Can you write out all the lines word for word, with no pictures?

--- START OF EXTRACTED RECORDS ---

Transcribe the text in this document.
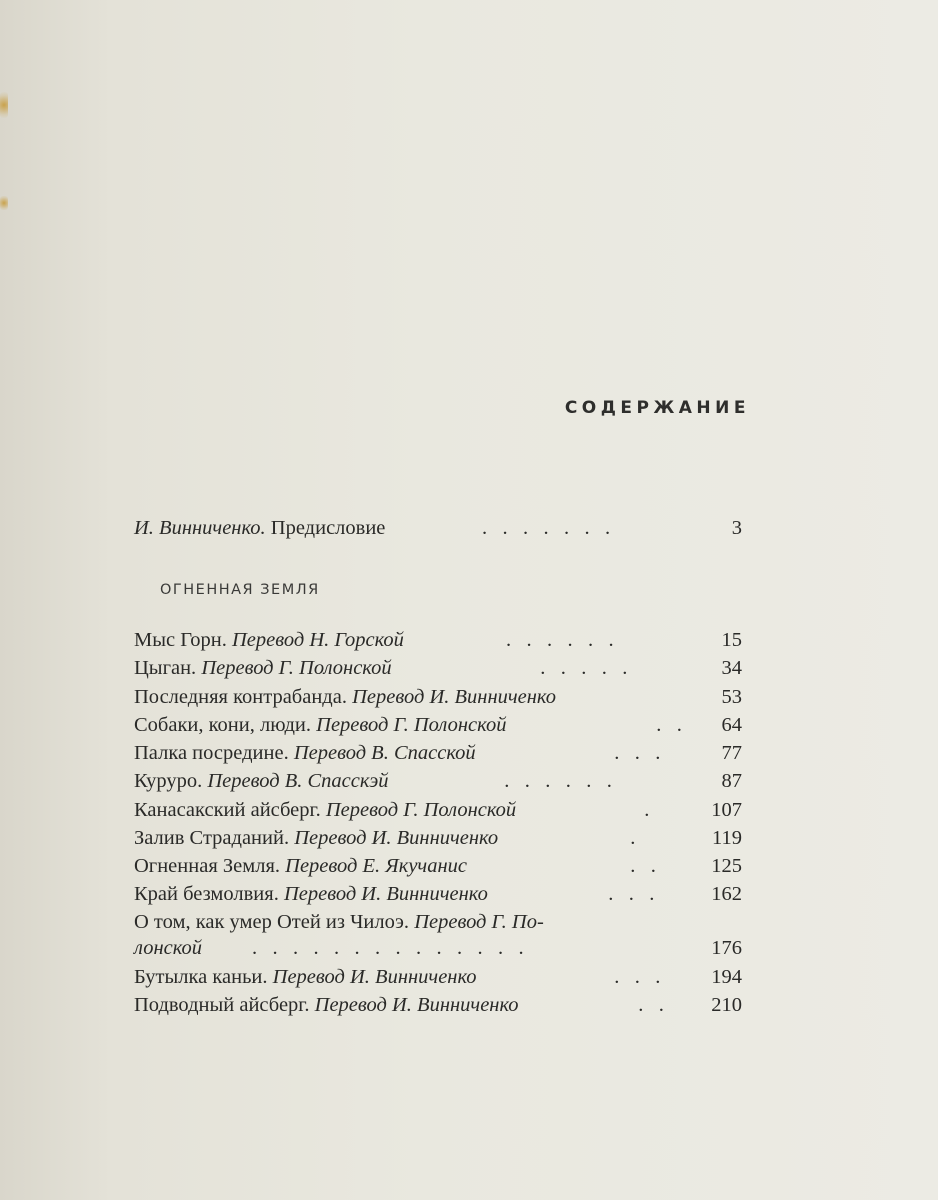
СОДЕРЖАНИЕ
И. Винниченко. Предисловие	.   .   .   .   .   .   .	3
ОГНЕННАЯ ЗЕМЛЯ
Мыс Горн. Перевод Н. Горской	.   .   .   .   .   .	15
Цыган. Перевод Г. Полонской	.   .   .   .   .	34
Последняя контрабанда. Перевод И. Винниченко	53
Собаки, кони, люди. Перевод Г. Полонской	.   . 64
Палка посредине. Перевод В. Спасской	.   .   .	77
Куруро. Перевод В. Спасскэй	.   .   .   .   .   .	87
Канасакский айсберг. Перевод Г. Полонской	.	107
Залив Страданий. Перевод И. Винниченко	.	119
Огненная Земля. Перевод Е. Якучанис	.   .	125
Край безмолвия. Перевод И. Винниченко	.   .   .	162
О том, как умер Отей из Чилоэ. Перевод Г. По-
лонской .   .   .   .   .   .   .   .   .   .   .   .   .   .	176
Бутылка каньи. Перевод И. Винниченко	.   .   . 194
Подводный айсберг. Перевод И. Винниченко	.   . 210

--- END OF EXTRACTED RECORDS ---

# [SOLVED EXERCISE]
Transcribe the text in this document.
СОДЕРЖАНИЕ
И. Винниченко. Предисловие	.   .   .   .   .   .   .	3
ОГНЕННАЯ ЗЕМЛЯ
Мыс Горн. Перевод Н. Горской	.   .   .   .   .   .	15
Цыган. Перевод Г. Полонской	.   .   .   .   .	34
Последняя контрабанда. Перевод И. Винниченко	53
Собаки, кони, люди. Перевод Г. Полонской	.   . 64
Палка посредине. Перевод В. Спасской	.   .   .	77
Куруро. Перевод В. Спасскэй	.   .   .   .   .   .	87
Канасакский айсберг. Перевод Г. Полонской	.	107
Залив Страданий. Перевод И. Винниченко	.	119
Огненная Земля. Перевод Е. Якучанис	.   .	125
Край безмолвия. Перевод И. Винниченко	.   .   .	162
О том, как умер Отей из Чилоэ. Перевод Г. По-
лонской .   .   .   .   .   .   .   .   .   .   .   .   .   .	176
Бутылка каньи. Перевод И. Винниченко	.   .   . 194
Подводный айсберг. Перевод И. Винниченко	.   . 210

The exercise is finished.